=== Provided material ===
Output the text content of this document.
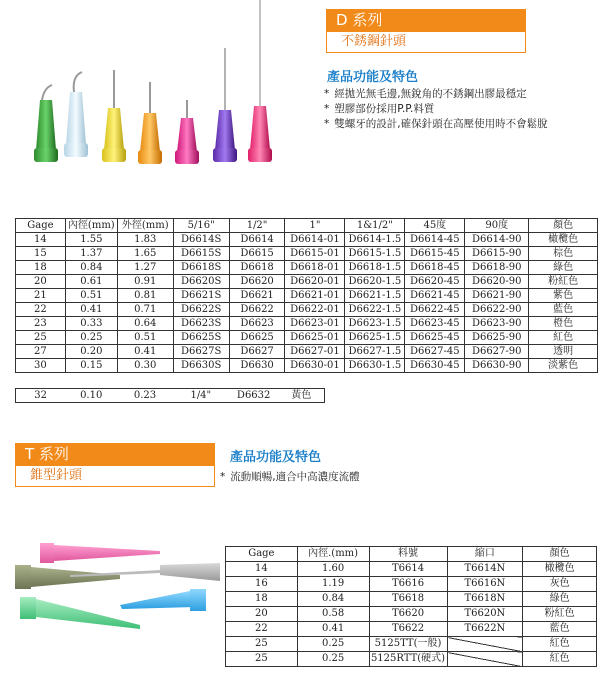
D 系列
不銹鋼針頭
產品功能及特色
* 經拋光無毛邊,無銳角的不銹鋼出膠最穩定
* 塑膠部份採用P.P.料質
* 雙螺牙的設計,確保針頭在高壓使用時不會鬆脫
Gage	內徑(mm)	外徑(mm)	5/16"	1/2"	1"	1&1/2"	45度	90度	顏色
14	1.55	1.83	D6614S	D6614	D6614-01	D6614-1.5	D6614-45	D6614-90	橄欖色
15	1.37	1.65	D6615S	D6615	D6615-01	D6615-1.5	D6615-45	D6615-90	棕色
18	0.84	1.27	D6618S	D6618	D6618-01	D6618-1.5	D6618-45	D6618-90	綠色
20	0.61	0.91	D6620S	D6620	D6620-01	D6620-1.5	D6620-45	D6620-90	粉紅色
21	0.51	0.81	D6621S	D6621	D6621-01	D6621-1.5	D6621-45	D6621-90	紫色
22	0.41	0.71	D6622S	D6622	D6622-01	D6622-1.5	D6622-45	D6622-90	藍色
23	0.33	0.64	D6623S	D6623	D6623-01	D6623-1.5	D6623-45	D6623-90	橙色
25	0.25	0.51	D6625S	D6625	D6625-01	D6625-1.5	D6625-45	D6625-90	紅色
27	0.20	0.41	D6627S	D6627	D6627-01	D6627-1.5	D6627-45	D6627-90	透明
30	0.15	0.30	D6630S	D6630	D6630-01	D6630-1.5	D6630-45	D6630-90	淡紫色
32	0.10	0.23	1/4"	D6632	黃色
T 系列
錐型針頭
產品功能及特色
* 流動順暢,適合中高濃度流體
Gage	內徑.(mm)	料號	縮口	顏色
14	1.60	T6614	T6614N	橄欖色
16	1.19	T6616	T6616N	灰色
18	0.84	T6618	T6618N	綠色
20	0.58	T6620	T6620N	粉紅色
22	0.41	T6622	T6622N	藍色
25	0.25	5125TT(一般)		紅色
25	0.25	5125RTT(硬式)		紅色
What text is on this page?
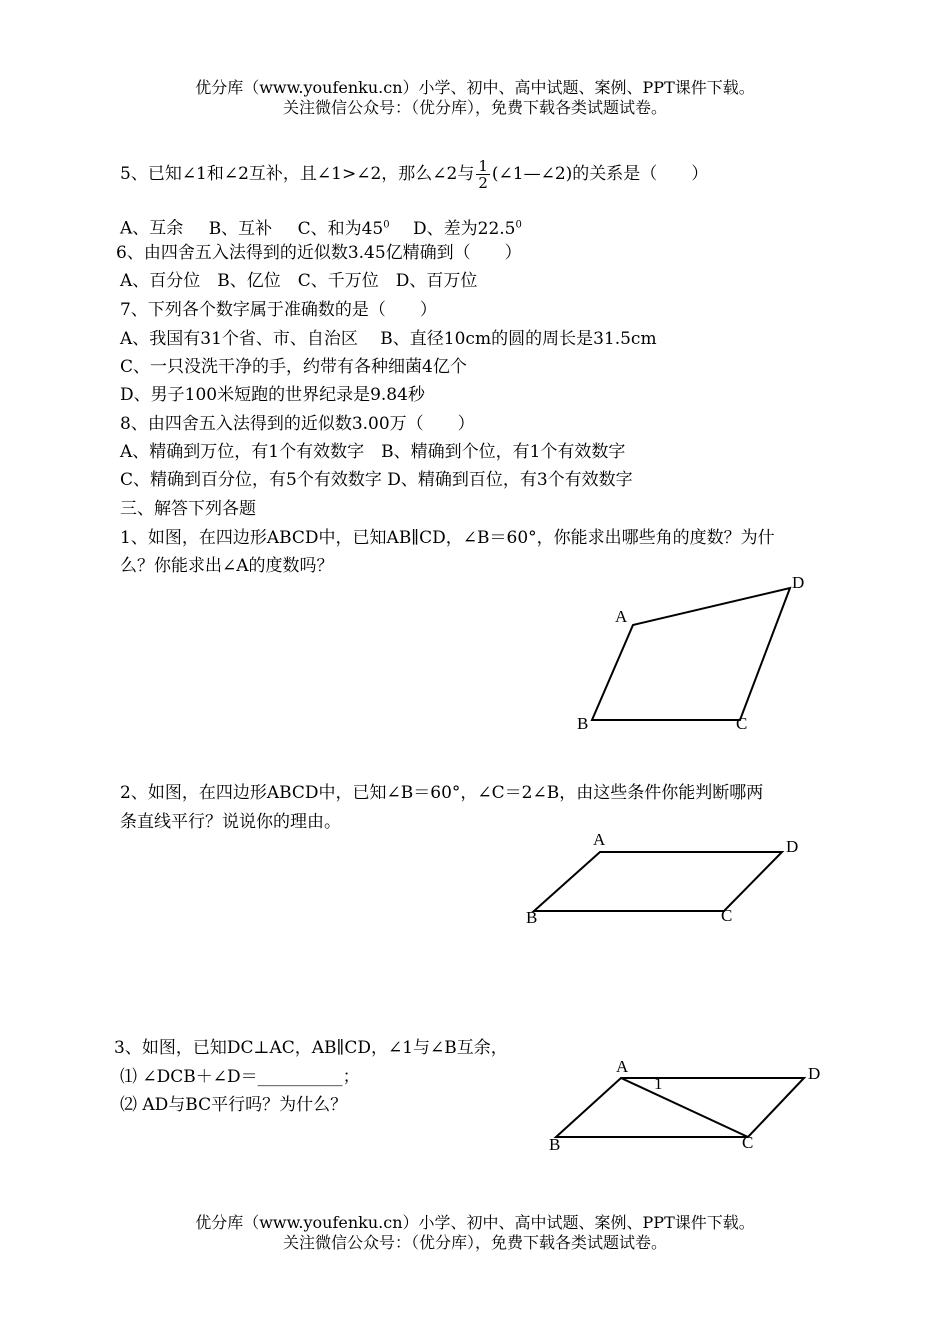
优分库（www.youfenku.cn）小学、初中、高中试题、案例、PPT课件下载。
关注微信公众号：（优分库），免费下载各类试题试卷。
5、已知∠1和∠2互补，且∠1>∠2，那么∠2与 $\frac{1}{2}$ (∠1—∠2)的关系是（　　）
A、互余 B、互补 C、和为$45^0$ D、差为22.5$^0$
6、由四舍五入法得到的近似数3.45亿精确到（　　）
A、百分位　B、亿位　C、千万位　D、百万位
7、下列各个数字属于准确数的是（　　）
A、我国有31个省、市、自治区　 B、直径10cm的圆的周长是31.5cm
C、一只没洗干净的手，约带有各种细菌4亿个
D、男子100米短跑的世界纪录是9.84秒
8、由四舍五入法得到的近似数3.00万（　　）
A、精确到万位，有1个有效数字　B、精确到个位，有1个有效数字
C、精确到百分位，有5个有效数字 D、精确到百位，有3个有效数字
三、解答下列各题
1、如图，在四边形ABCD中，已知AB∥CD，∠B＝60°，你能求出哪些角的度数？为什
么？你能求出∠A的度数吗？
A
D
B	C
2、如图，在四边形ABCD中，已知∠B＝60°，∠C＝2∠B，由这些条件你能判断哪两
条直线平行？说说你的理由。
A	D
B	C
3、如图，已知DC⊥AC，AB∥CD，∠1与∠B互余，
⑴ ∠DCB＋∠D＝__________；
⑵ AD与BC平行吗？为什么？
A
1
D
B	C
优分库（www.youfenku.cn）小学、初中、高中试题、案例、PPT课件下载。
关注微信公众号：（优分库），免费下载各类试题试卷。
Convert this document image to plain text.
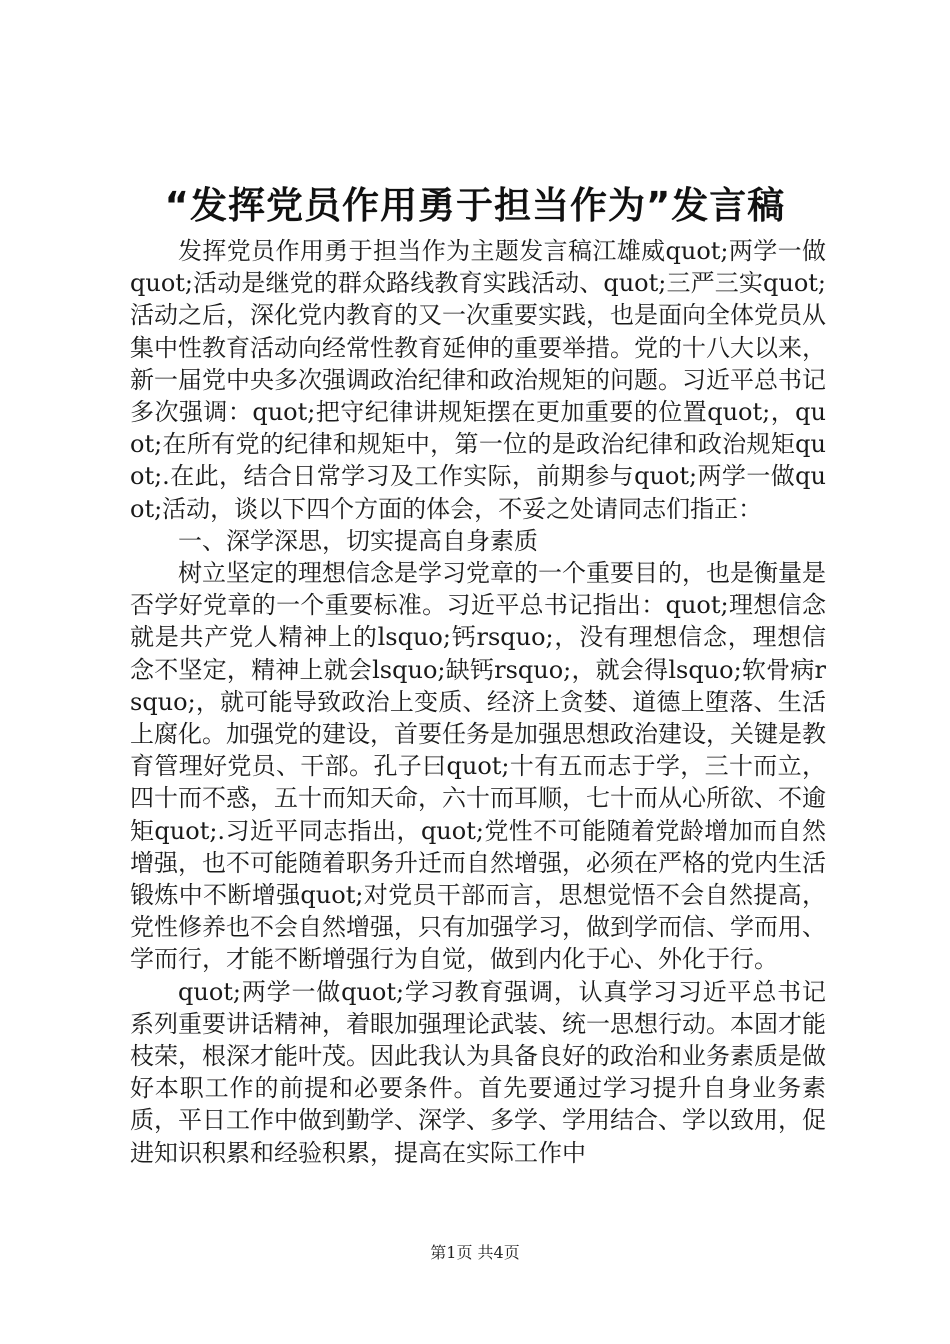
“发挥党员作用勇于担当作为”发言稿

发挥党员作用勇于担当作为主题发言稿江雄威quot;两学一做quot;活动是继党的群众路线教育实践活动、quot;三严三实quot;活动之后，深化党内教育的又一次重要实践，也是面向全体党员从集中性教育活动向经常性教育延伸的重要举措。党的十八大以来，新一届党中央多次强调政治纪律和政治规矩的问题。习近平总书记多次强调：quot;把守纪律讲规矩摆在更加重要的位置quot;，quot;在所有党的纪律和规矩中，第一位的是政治纪律和政治规矩quot;.在此，结合日常学习及工作实际，前期参与quot;两学一做quot;活动，谈以下四个方面的体会，不妥之处请同志们指正：

一、深学深思，切实提高自身素质

树立坚定的理想信念是学习党章的一个重要目的，也是衡量是否学好党章的一个重要标准。习近平总书记指出：quot;理想信念就是共产党人精神上的lsquo;钙rsquo;，没有理想信念，理想信念不坚定，精神上就会lsquo;缺钙rsquo;，就会得lsquo;软骨病rsquo;，就可能导致政治上变质、经济上贪婪、道德上堕落、生活上腐化。加强党的建设，首要任务是加强思想政治建设，关键是教育管理好党员、干部。孔子曰quot;十有五而志于学，三十而立，四十而不惑，五十而知天命，六十而耳顺，七十而从心所欲、不逾矩quot;.习近平同志指出，quot;党性不可能随着党龄增加而自然增强，也不可能随着职务升迁而自然增强，必须在严格的党内生活锻炼中不断增强quot;对党员干部而言，思想觉悟不会自然提高，党性修养也不会自然增强，只有加强学习，做到学而信、学而用、学而行，才能不断增强行为自觉，做到内化于心、外化于行。

quot;两学一做quot;学习教育强调，认真学习习近平总书记系列重要讲话精神，着眼加强理论武装、统一思想行动。本固才能枝荣，根深才能叶茂。因此我认为具备良好的政治和业务素质是做好本职工作的前提和必要条件。首先要通过学习提升自身业务素质，平日工作中做到勤学、深学、多学、学用结合、学以致用，促进知识积累和经验积累，提高在实际工作中

第1页 共4页
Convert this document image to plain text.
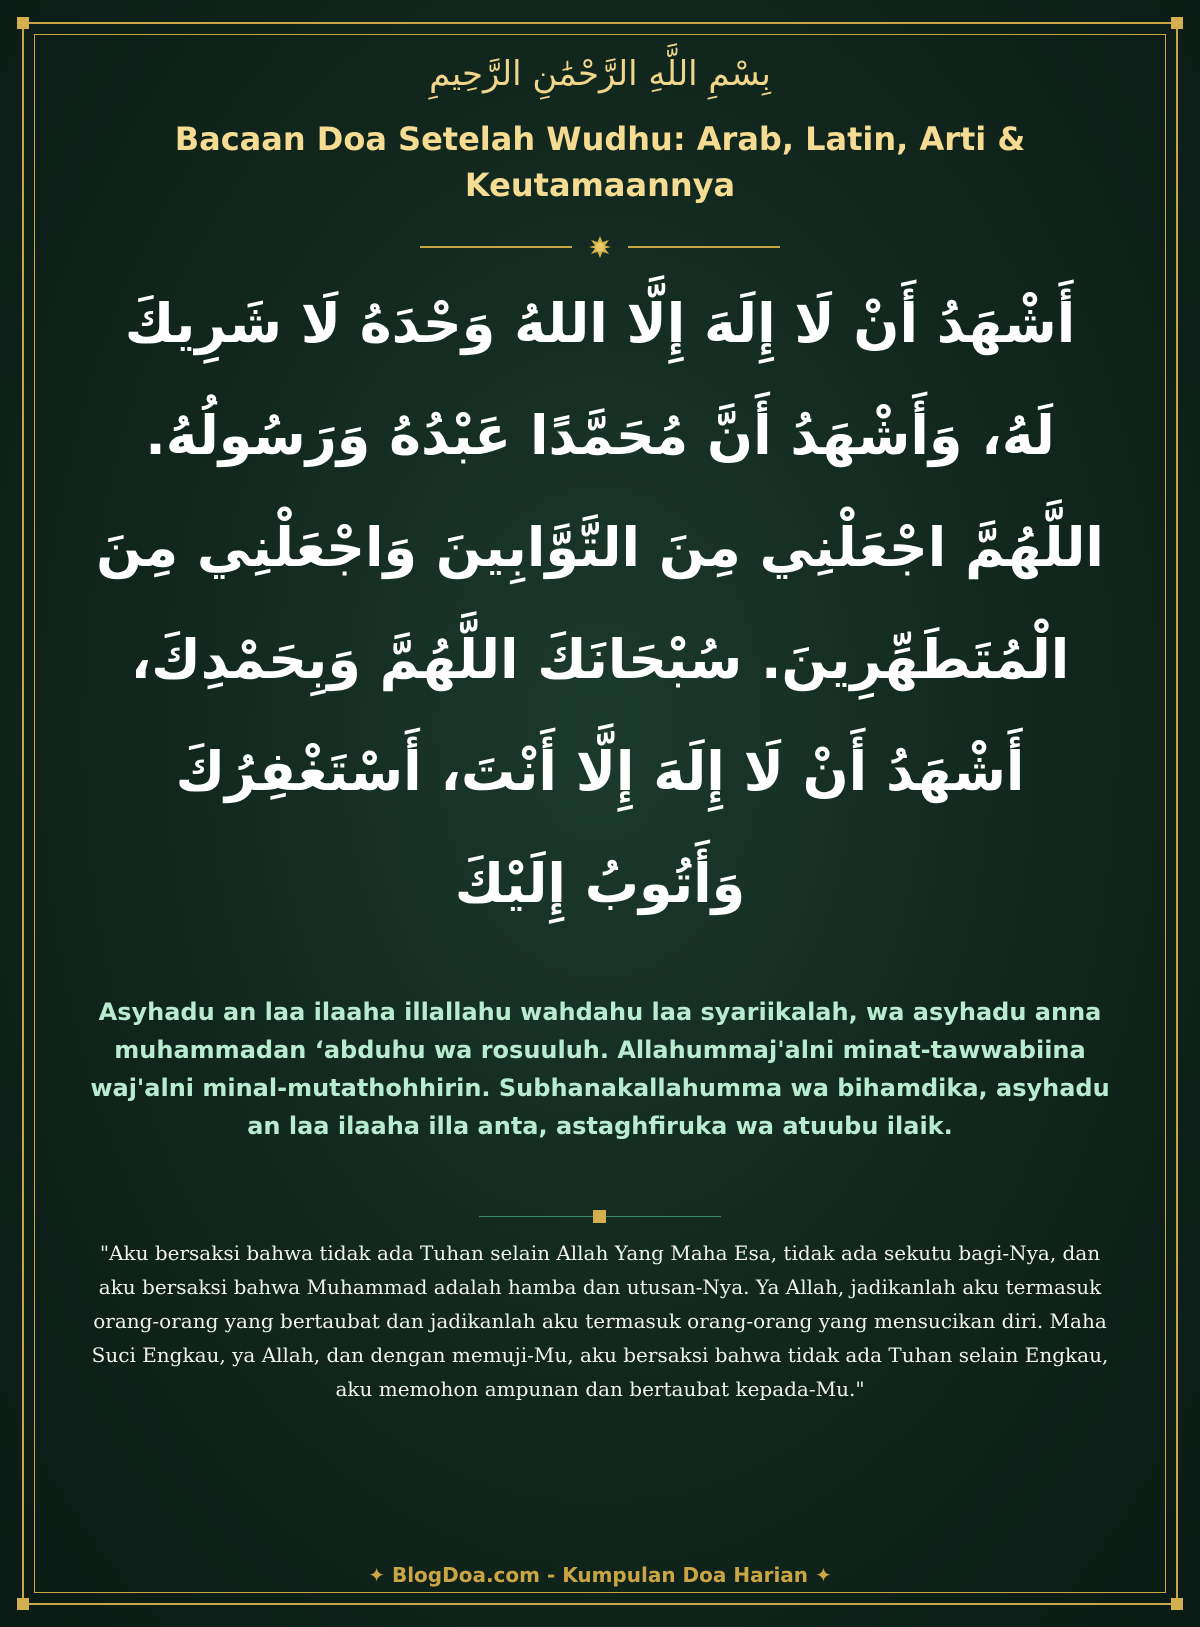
بِسْمِ اللَّهِ الرَّحْمَٰنِ الرَّحِيمِ
Bacaan Doa Setelah Wudhu: Arab, Latin, Arti & Keutamaannya
أَشْهَدُ أَنْ لَا إِلَهَ إِلَّا اللهُ وَحْدَهُ لَا شَرِيكَ لَهُ، وَأَشْهَدُ أَنَّ مُحَمَّدًا عَبْدُهُ وَرَسُولُهُ. اللَّهُمَّ اجْعَلْنِي مِنَ التَّوَّابِينَ وَاجْعَلْنِي مِنَ الْمُتَطَهِّرِينَ. سُبْحَانَكَ اللَّهُمَّ وَبِحَمْدِكَ، أَشْهَدُ أَنْ لَا إِلَهَ إِلَّا أَنْتَ، أَسْتَغْفِرُكَ وَأَتُوبُ إِلَيْكَ
Asyhadu an laa ilaaha illallahu wahdahu laa syariikalah, wa asyhadu anna muhammadan ‘abduhu wa rosuuluh. Allahummaj'alni minat-tawwabiina waj'alni minal-mutathohhirin. Subhanakallahumma wa bihamdika, asyhadu an laa ilaaha illa anta, astaghfiruka wa atuubu ilaik.
"Aku bersaksi bahwa tidak ada Tuhan selain Allah Yang Maha Esa, tidak ada sekutu bagi-Nya, dan aku bersaksi bahwa Muhammad adalah hamba dan utusan-Nya. Ya Allah, jadikanlah aku termasuk orang-orang yang bertaubat dan jadikanlah aku termasuk orang-orang yang mensucikan diri. Maha Suci Engkau, ya Allah, dan dengan memuji-Mu, aku bersaksi bahwa tidak ada Tuhan selain Engkau, aku memohon ampunan dan bertaubat kepada-Mu."
✦ BlogDoa.com - Kumpulan Doa Harian ✦
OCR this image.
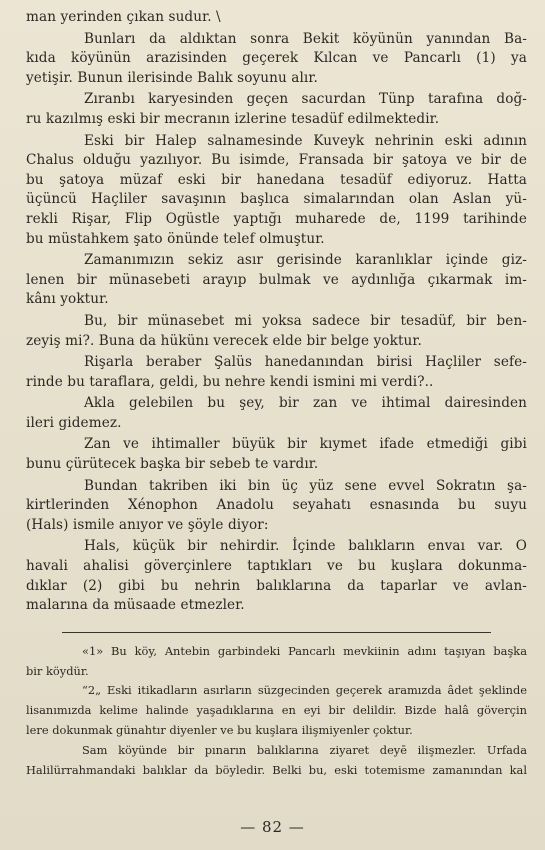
man yerinden çıkan sudur. \

Bunları da aldıktan sonra Bekit köyünün yanından Ba-

kıda köyünün arazisinden geçerek Kılcan ve Pancarlı (1) ya

yetişir. Bunun ilerisinde Balık soyunu alır.

Zıranbı karyesinden geçen sacurdan Tünp tarafına doğ-

ru kazılmış eski bir mecranın izlerine tesadüf edilmektedir.

Eski bir Halep salnamesinde Kuveyk nehrinin eski adının

Chalus olduğu yazılıyor. Bu isimde, Fransada bir şatoya ve bir de

bu şatoya müzaf eski bir hanedana tesadüf ediyoruz. Hatta

üçüncü Haçliler savaşının başlıca simalarından olan Aslan yü-

rekli Rişar, Flip Ogüstle yaptığı muharede de, 1199 tarihinde

bu müstahkem şato önünde telef olmuştur.

Zamanımızın sekiz asır gerisinde karanlıklar içinde giz-

lenen bir münasebeti arayıp bulmak ve aydınlığa çıkarmak im-

kânı yoktur.

Bu, bir münasebet mi yoksa sadece bir tesadüf, bir ben-

zeyiş mi?. Buna da hükünı verecek elde bir belge yoktur.

Rişarla beraber Şalüs hanedanından birisi Haçliler sefe-

rinde bu taraflara, geldi, bu nehre kendi ismini mi verdi?..

Akla gelebilen bu şey, bir zan ve ihtimal dairesinden

ileri gidemez.

Zan ve ihtimaller büyük bir kıymet ifade etmediği gibi

bunu çürütecek başka bir sebeb te vardır.

Bundan takriben iki bin üç yüz sene evvel Sokratın şa-

kirtlerinden Xénophon Anadolu seyahatı esnasında bu suyu

(Hals) ismile anıyor ve şöyle diyor:

Hals, küçük bir nehirdir. İçinde balıkların envaı var. O

havali ahalisi göverçinlere taptıkları ve bu kuşlara dokunma-

dıklar (2) gibi bu nehrin balıklarına da taparlar ve avlan-

malarına da müsaade etmezler.

«1» Bu köy, Antebin garbindeki Pancarlı mevkiinin adını taşıyan başka

bir köydür.

“2„ Eski itikadların asırların süzgecinden geçerek aramızda âdet şeklinde

lisanımızda kelime halinde yaşadıklarına en eyi bir delildir. Bizde halâ göverçin

lere dokunmak günahtır diyenler ve bu kuşlara ilişmiyenler çoktur.

Sam köyünde bir pınarın balıklarına ziyaret deyē ilişmezler. Urfada

Halilürrahmandaki balıklar da böyledir. Belki bu, eski totemisme zamanından kal

— 82 —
===
• _Problem details_:
Scan the records above, count the lines with "Haçliler" in them, and give only the number.

• _Finished answer_:
2